++++ ROWS
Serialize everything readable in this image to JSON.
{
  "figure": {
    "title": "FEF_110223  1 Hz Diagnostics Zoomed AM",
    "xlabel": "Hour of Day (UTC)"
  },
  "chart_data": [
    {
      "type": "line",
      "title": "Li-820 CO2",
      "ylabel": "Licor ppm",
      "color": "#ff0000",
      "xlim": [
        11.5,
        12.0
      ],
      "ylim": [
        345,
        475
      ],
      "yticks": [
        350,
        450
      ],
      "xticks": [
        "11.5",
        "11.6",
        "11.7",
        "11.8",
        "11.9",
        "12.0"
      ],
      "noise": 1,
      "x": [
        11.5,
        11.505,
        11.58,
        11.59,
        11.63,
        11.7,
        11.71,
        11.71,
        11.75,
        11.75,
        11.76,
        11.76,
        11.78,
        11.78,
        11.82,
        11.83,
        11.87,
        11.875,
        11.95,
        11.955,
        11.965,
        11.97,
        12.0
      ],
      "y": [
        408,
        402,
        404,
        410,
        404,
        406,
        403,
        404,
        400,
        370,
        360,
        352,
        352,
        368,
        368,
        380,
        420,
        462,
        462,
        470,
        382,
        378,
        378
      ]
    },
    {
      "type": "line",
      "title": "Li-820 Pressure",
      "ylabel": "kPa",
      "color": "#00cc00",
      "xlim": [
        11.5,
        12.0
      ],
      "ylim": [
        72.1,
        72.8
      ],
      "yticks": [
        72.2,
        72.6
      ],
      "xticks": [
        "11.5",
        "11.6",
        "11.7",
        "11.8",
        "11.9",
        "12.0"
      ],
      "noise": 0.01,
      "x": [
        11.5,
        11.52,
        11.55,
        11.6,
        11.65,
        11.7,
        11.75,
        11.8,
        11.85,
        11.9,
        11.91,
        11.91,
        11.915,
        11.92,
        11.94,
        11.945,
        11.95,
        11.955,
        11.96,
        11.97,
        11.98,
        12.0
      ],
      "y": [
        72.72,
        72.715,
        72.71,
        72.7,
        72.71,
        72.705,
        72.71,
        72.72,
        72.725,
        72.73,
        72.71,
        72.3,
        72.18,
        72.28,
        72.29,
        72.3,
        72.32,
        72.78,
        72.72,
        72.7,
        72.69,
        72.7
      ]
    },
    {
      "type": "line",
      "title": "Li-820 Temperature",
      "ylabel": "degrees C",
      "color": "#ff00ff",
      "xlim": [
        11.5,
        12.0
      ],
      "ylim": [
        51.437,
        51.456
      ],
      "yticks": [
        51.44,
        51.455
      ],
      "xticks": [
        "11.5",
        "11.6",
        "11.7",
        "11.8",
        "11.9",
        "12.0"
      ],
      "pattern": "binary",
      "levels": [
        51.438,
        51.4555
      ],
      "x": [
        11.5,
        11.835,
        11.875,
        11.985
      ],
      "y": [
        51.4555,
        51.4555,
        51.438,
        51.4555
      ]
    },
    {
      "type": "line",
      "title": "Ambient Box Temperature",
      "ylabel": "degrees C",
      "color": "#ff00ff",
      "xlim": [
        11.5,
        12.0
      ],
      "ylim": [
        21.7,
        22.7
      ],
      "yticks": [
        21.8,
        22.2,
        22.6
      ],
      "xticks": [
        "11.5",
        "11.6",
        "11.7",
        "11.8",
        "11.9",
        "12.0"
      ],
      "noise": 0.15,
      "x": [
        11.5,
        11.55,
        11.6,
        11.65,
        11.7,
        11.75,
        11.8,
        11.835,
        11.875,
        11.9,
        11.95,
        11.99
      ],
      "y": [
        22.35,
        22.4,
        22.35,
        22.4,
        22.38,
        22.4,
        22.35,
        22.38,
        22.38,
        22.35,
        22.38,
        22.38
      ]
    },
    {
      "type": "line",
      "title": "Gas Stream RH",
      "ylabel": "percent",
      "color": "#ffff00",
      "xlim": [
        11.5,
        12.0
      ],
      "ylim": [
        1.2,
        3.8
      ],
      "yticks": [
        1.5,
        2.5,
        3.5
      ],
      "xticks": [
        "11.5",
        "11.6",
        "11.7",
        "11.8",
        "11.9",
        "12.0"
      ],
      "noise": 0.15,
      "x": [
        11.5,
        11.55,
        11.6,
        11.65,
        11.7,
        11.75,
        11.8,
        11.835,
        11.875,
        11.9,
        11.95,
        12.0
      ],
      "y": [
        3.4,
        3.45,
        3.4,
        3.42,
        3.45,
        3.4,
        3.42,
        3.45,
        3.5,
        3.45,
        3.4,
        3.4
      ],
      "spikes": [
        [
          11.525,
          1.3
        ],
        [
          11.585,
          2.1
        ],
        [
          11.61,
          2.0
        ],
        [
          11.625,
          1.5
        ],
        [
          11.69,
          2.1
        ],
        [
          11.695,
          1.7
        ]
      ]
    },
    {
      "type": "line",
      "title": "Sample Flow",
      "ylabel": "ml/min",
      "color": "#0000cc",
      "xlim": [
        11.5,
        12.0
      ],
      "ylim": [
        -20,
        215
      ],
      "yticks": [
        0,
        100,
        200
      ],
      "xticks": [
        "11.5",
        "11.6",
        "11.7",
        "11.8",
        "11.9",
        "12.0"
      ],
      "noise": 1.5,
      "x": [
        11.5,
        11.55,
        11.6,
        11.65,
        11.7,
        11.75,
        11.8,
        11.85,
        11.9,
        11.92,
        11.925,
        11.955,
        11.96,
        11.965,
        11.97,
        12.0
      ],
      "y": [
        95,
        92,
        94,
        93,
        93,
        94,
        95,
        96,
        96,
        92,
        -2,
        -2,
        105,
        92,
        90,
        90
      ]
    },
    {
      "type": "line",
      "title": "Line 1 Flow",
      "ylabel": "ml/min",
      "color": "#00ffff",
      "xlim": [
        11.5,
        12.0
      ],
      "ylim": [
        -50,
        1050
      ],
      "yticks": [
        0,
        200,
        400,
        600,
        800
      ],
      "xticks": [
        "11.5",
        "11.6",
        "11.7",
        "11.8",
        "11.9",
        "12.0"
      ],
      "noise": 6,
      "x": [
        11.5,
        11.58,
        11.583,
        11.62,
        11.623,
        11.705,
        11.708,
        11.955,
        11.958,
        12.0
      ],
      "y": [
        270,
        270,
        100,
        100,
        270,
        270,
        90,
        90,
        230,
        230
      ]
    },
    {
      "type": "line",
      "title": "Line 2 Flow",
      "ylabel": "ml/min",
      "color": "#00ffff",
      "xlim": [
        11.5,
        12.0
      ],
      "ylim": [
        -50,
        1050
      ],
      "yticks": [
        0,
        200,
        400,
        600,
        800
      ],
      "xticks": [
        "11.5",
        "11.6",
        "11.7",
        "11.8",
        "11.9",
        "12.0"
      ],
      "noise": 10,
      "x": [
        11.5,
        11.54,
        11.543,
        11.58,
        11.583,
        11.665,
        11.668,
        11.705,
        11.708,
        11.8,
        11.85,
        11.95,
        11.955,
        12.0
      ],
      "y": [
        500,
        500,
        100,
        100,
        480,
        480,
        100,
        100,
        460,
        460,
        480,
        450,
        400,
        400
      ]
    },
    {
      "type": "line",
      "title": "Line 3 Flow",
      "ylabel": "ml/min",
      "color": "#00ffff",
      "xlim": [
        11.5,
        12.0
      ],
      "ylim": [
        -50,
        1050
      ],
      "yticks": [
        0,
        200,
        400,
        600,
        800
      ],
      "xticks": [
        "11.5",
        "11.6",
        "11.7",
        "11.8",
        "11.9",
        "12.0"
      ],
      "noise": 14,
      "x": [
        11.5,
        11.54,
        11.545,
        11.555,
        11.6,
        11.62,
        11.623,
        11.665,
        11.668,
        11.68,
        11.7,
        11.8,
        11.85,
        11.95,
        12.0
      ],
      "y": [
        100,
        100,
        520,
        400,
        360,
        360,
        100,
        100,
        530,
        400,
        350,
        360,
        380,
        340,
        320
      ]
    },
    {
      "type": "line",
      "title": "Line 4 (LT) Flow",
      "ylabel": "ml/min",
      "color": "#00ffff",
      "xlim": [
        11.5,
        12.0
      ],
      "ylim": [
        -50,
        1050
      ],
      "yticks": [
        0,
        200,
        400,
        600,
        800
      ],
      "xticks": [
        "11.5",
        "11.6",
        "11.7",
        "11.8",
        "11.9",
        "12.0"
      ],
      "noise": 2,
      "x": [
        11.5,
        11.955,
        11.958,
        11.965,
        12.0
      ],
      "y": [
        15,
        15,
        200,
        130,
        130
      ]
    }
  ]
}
++++++++
DIRECTIONS –
Each line in the material either holds the string "noise" or does not. State how many do, and nothing else.

EXERCISE RESPONSE –
9